» TASK REQUIREMENTS
Your task is to transcribe the records exactly, skipping every image.
[Start of RAW DATA]
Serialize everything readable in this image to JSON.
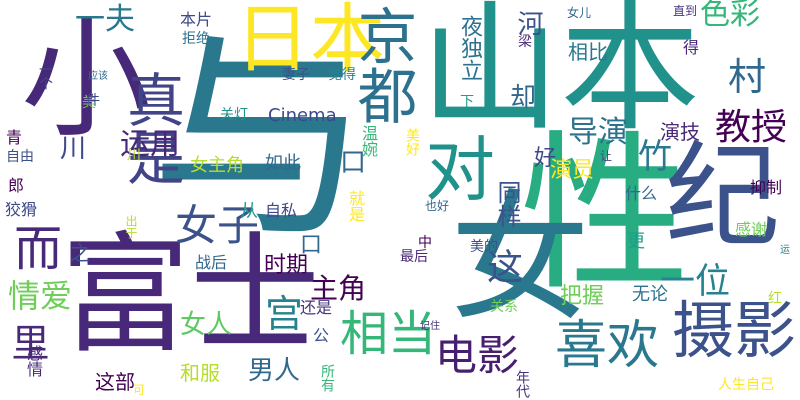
{
  "words": [
    {
      "text": "与",
      "color": "#2a788e"
    },
    {
      "text": "性",
      "color": "#27ad81"
    },
    {
      "text": "女",
      "color": "#2a788e"
    },
    {
      "text": "山本",
      "color": "#21918c"
    },
    {
      "text": "富士",
      "color": "#482878"
    },
    {
      "text": "纪",
      "color": "#3b528b"
    },
    {
      "text": "小",
      "color": "#482878"
    },
    {
      "text": "日本",
      "color": "#fde725"
    },
    {
      "text": "京都",
      "color": "#2c728e"
    },
    {
      "text": "对",
      "color": "#21918c"
    },
    {
      "text": "摄影",
      "color": "#3b528b"
    },
    {
      "text": "真是",
      "color": "#414487"
    },
    {
      "text": "喜欢",
      "color": "#2a788e"
    },
    {
      "text": "相当",
      "color": "#35b779"
    },
    {
      "text": "电影",
      "color": "#481f70"
    },
    {
      "text": "女子",
      "color": "#3b528b"
    },
    {
      "text": "村",
      "color": "#31688e"
    },
    {
      "text": "而",
      "color": "#482878"
    },
    {
      "text": "一夫",
      "color": "#2a788e"
    },
    {
      "text": "教授",
      "color": "#440154"
    },
    {
      "text": "一位",
      "color": "#26828e"
    },
    {
      "text": "色彩",
      "color": "#35b779"
    },
    {
      "text": "里",
      "color": "#482878"
    },
    {
      "text": "宫",
      "color": "#26828e"
    },
    {
      "text": "情爱",
      "color": "#6ece58"
    },
    {
      "text": "导演",
      "color": "#2c728e"
    },
    {
      "text": "竹",
      "color": "#2a788e"
    },
    {
      "text": "运用",
      "color": "#482878"
    },
    {
      "text": "主角",
      "color": "#440154"
    },
    {
      "text": "男人",
      "color": "#31688e"
    },
    {
      "text": "这",
      "color": "#3b528b"
    },
    {
      "text": "口",
      "color": "#31688e"
    },
    {
      "text": "口",
      "color": "#31688e"
    },
    {
      "text": "河",
      "color": "#3b528b"
    },
    {
      "text": "夜独立",
      "color": "#2c728e"
    },
    {
      "text": "却",
      "color": "#31688e"
    },
    {
      "text": "同样",
      "color": "#3b528b"
    },
    {
      "text": "演技",
      "color": "#482878"
    },
    {
      "text": "相比",
      "color": "#2a788e"
    },
    {
      "text": "女人",
      "color": "#5ec962"
    },
    {
      "text": "好",
      "color": "#3e4989"
    },
    {
      "text": "川",
      "color": "#3e4989"
    },
    {
      "text": "演员",
      "color": "#fde725"
    },
    {
      "text": "时期",
      "color": "#440154"
    },
    {
      "text": "把握",
      "color": "#6ece58"
    },
    {
      "text": "Cinema",
      "color": "#3e4989"
    },
    {
      "text": "如此",
      "color": "#31688e"
    },
    {
      "text": "女主角",
      "color": "#b5de2b"
    },
    {
      "text": "温婉",
      "color": "#35b779"
    },
    {
      "text": "战后",
      "color": "#31688e"
    },
    {
      "text": "之",
      "color": "#3b528b"
    },
    {
      "text": "从",
      "color": "#1f9e89"
    },
    {
      "text": "自私",
      "color": "#3e4989"
    },
    {
      "text": "就是",
      "color": "#fde725"
    },
    {
      "text": "这部",
      "color": "#440154"
    },
    {
      "text": "和服",
      "color": "#b5de2b"
    },
    {
      "text": "还是",
      "color": "#46337e"
    },
    {
      "text": "无论",
      "color": "#2c728e"
    },
    {
      "text": "更",
      "color": "#1f9e89"
    },
    {
      "text": "什么",
      "color": "#31688e"
    },
    {
      "text": "抑制",
      "color": "#440154"
    },
    {
      "text": "感谢",
      "color": "#6ece58"
    },
    {
      "text": "本片",
      "color": "#3e4989"
    },
    {
      "text": "拒绝",
      "color": "#2c728e"
    },
    {
      "text": "妻子",
      "color": "#3b528b"
    },
    {
      "text": "觉得",
      "color": "#26828e"
    },
    {
      "text": "关灯",
      "color": "#21918c"
    },
    {
      "text": "美好",
      "color": "#fde725"
    },
    {
      "text": "年代",
      "color": "#46337e"
    },
    {
      "text": "关系",
      "color": "#6ece58"
    },
    {
      "text": "美的",
      "color": "#3b528b"
    },
    {
      "text": "最后",
      "color": "#482878"
    },
    {
      "text": "中",
      "color": "#440154"
    },
    {
      "text": "也好",
      "color": "#31688e"
    },
    {
      "text": "记住",
      "color": "#46337e"
    },
    {
      "text": "人生自己",
      "color": "#fde725"
    },
    {
      "text": "红",
      "color": "#b5de2b"
    },
    {
      "text": "运",
      "color": "#26828e"
    },
    {
      "text": "可",
      "color": "#fde725"
    },
    {
      "text": "所有",
      "color": "#35b779"
    },
    {
      "text": "公",
      "color": "#3b528b"
    },
    {
      "text": "感情",
      "color": "#482878"
    },
    {
      "text": "狡猾",
      "color": "#3e4989"
    },
    {
      "text": "郎",
      "color": "#440154"
    },
    {
      "text": "自由",
      "color": "#3b528b"
    },
    {
      "text": "青",
      "color": "#440154"
    },
    {
      "text": "美",
      "color": "#6ece58"
    },
    {
      "text": "件",
      "color": "#3e4989"
    },
    {
      "text": "一个",
      "color": "#3e4989"
    },
    {
      "text": "应该",
      "color": "#31688e"
    },
    {
      "text": "下",
      "color": "#1f9e89"
    },
    {
      "text": "梁",
      "color": "#482878"
    },
    {
      "text": "女儿",
      "color": "#31688e"
    },
    {
      "text": "直到",
      "color": "#46337e"
    },
    {
      "text": "得",
      "color": "#482878"
    },
    {
      "text": "让",
      "color": "#3e4989"
    },
    {
      "text": "出于",
      "color": "#b5de2b"
    },
    {
      "text": "川",
      "color": "#b5de2b"
    }
  ]
}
[End of RAW DATA]
» THE ANSWER
Serialize everything readable in this image to JSON.
{
  "words": [
    {
      "text": "与",
      "color": "#2a788e"
    },
    {
      "text": "性",
      "color": "#27ad81"
    },
    {
      "text": "女",
      "color": "#2a788e"
    },
    {
      "text": "山本",
      "color": "#21918c"
    },
    {
      "text": "富士",
      "color": "#482878"
    },
    {
      "text": "纪",
      "color": "#3b528b"
    },
    {
      "text": "小",
      "color": "#482878"
    },
    {
      "text": "日本",
      "color": "#fde725"
    },
    {
      "text": "京都",
      "color": "#2c728e"
    },
    {
      "text": "对",
      "color": "#21918c"
    },
    {
      "text": "摄影",
      "color": "#3b528b"
    },
    {
      "text": "真是",
      "color": "#414487"
    },
    {
      "text": "喜欢",
      "color": "#2a788e"
    },
    {
      "text": "相当",
      "color": "#35b779"
    },
    {
      "text": "电影",
      "color": "#481f70"
    },
    {
      "text": "女子",
      "color": "#3b528b"
    },
    {
      "text": "村",
      "color": "#31688e"
    },
    {
      "text": "而",
      "color": "#482878"
    },
    {
      "text": "一夫",
      "color": "#2a788e"
    },
    {
      "text": "教授",
      "color": "#440154"
    },
    {
      "text": "一位",
      "color": "#26828e"
    },
    {
      "text": "色彩",
      "color": "#35b779"
    },
    {
      "text": "里",
      "color": "#482878"
    },
    {
      "text": "宫",
      "color": "#26828e"
    },
    {
      "text": "情爱",
      "color": "#6ece58"
    },
    {
      "text": "导演",
      "color": "#2c728e"
    },
    {
      "text": "竹",
      "color": "#2a788e"
    },
    {
      "text": "运用",
      "color": "#482878"
    },
    {
      "text": "主角",
      "color": "#440154"
    },
    {
      "text": "男人",
      "color": "#31688e"
    },
    {
      "text": "这",
      "color": "#3b528b"
    },
    {
      "text": "口",
      "color": "#31688e"
    },
    {
      "text": "口",
      "color": "#31688e"
    },
    {
      "text": "河",
      "color": "#3b528b"
    },
    {
      "text": "夜独立",
      "color": "#2c728e"
    },
    {
      "text": "却",
      "color": "#31688e"
    },
    {
      "text": "同样",
      "color": "#3b528b"
    },
    {
      "text": "演技",
      "color": "#482878"
    },
    {
      "text": "相比",
      "color": "#2a788e"
    },
    {
      "text": "女人",
      "color": "#5ec962"
    },
    {
      "text": "好",
      "color": "#3e4989"
    },
    {
      "text": "川",
      "color": "#3e4989"
    },
    {
      "text": "演员",
      "color": "#fde725"
    },
    {
      "text": "时期",
      "color": "#440154"
    },
    {
      "text": "把握",
      "color": "#6ece58"
    },
    {
      "text": "Cinema",
      "color": "#3e4989"
    },
    {
      "text": "如此",
      "color": "#31688e"
    },
    {
      "text": "女主角",
      "color": "#b5de2b"
    },
    {
      "text": "温婉",
      "color": "#35b779"
    },
    {
      "text": "战后",
      "color": "#31688e"
    },
    {
      "text": "之",
      "color": "#3b528b"
    },
    {
      "text": "从",
      "color": "#1f9e89"
    },
    {
      "text": "自私",
      "color": "#3e4989"
    },
    {
      "text": "就是",
      "color": "#fde725"
    },
    {
      "text": "这部",
      "color": "#440154"
    },
    {
      "text": "和服",
      "color": "#b5de2b"
    },
    {
      "text": "还是",
      "color": "#46337e"
    },
    {
      "text": "无论",
      "color": "#2c728e"
    },
    {
      "text": "更",
      "color": "#1f9e89"
    },
    {
      "text": "什么",
      "color": "#31688e"
    },
    {
      "text": "抑制",
      "color": "#440154"
    },
    {
      "text": "感谢",
      "color": "#6ece58"
    },
    {
      "text": "本片",
      "color": "#3e4989"
    },
    {
      "text": "拒绝",
      "color": "#2c728e"
    },
    {
      "text": "妻子",
      "color": "#3b528b"
    },
    {
      "text": "觉得",
      "color": "#26828e"
    },
    {
      "text": "关灯",
      "color": "#21918c"
    },
    {
      "text": "美好",
      "color": "#fde725"
    },
    {
      "text": "年代",
      "color": "#46337e"
    },
    {
      "text": "关系",
      "color": "#6ece58"
    },
    {
      "text": "美的",
      "color": "#3b528b"
    },
    {
      "text": "最后",
      "color": "#482878"
    },
    {
      "text": "中",
      "color": "#440154"
    },
    {
      "text": "也好",
      "color": "#31688e"
    },
    {
      "text": "记住",
      "color": "#46337e"
    },
    {
      "text": "人生自己",
      "color": "#fde725"
    },
    {
      "text": "红",
      "color": "#b5de2b"
    },
    {
      "text": "运",
      "color": "#26828e"
    },
    {
      "text": "可",
      "color": "#fde725"
    },
    {
      "text": "所有",
      "color": "#35b779"
    },
    {
      "text": "公",
      "color": "#3b528b"
    },
    {
      "text": "感情",
      "color": "#482878"
    },
    {
      "text": "狡猾",
      "color": "#3e4989"
    },
    {
      "text": "郎",
      "color": "#440154"
    },
    {
      "text": "自由",
      "color": "#3b528b"
    },
    {
      "text": "青",
      "color": "#440154"
    },
    {
      "text": "美",
      "color": "#6ece58"
    },
    {
      "text": "件",
      "color": "#3e4989"
    },
    {
      "text": "一个",
      "color": "#3e4989"
    },
    {
      "text": "应该",
      "color": "#31688e"
    },
    {
      "text": "下",
      "color": "#1f9e89"
    },
    {
      "text": "梁",
      "color": "#482878"
    },
    {
      "text": "女儿",
      "color": "#31688e"
    },
    {
      "text": "直到",
      "color": "#46337e"
    },
    {
      "text": "得",
      "color": "#482878"
    },
    {
      "text": "让",
      "color": "#3e4989"
    },
    {
      "text": "出于",
      "color": "#b5de2b"
    },
    {
      "text": "川",
      "color": "#b5de2b"
    }
  ]
}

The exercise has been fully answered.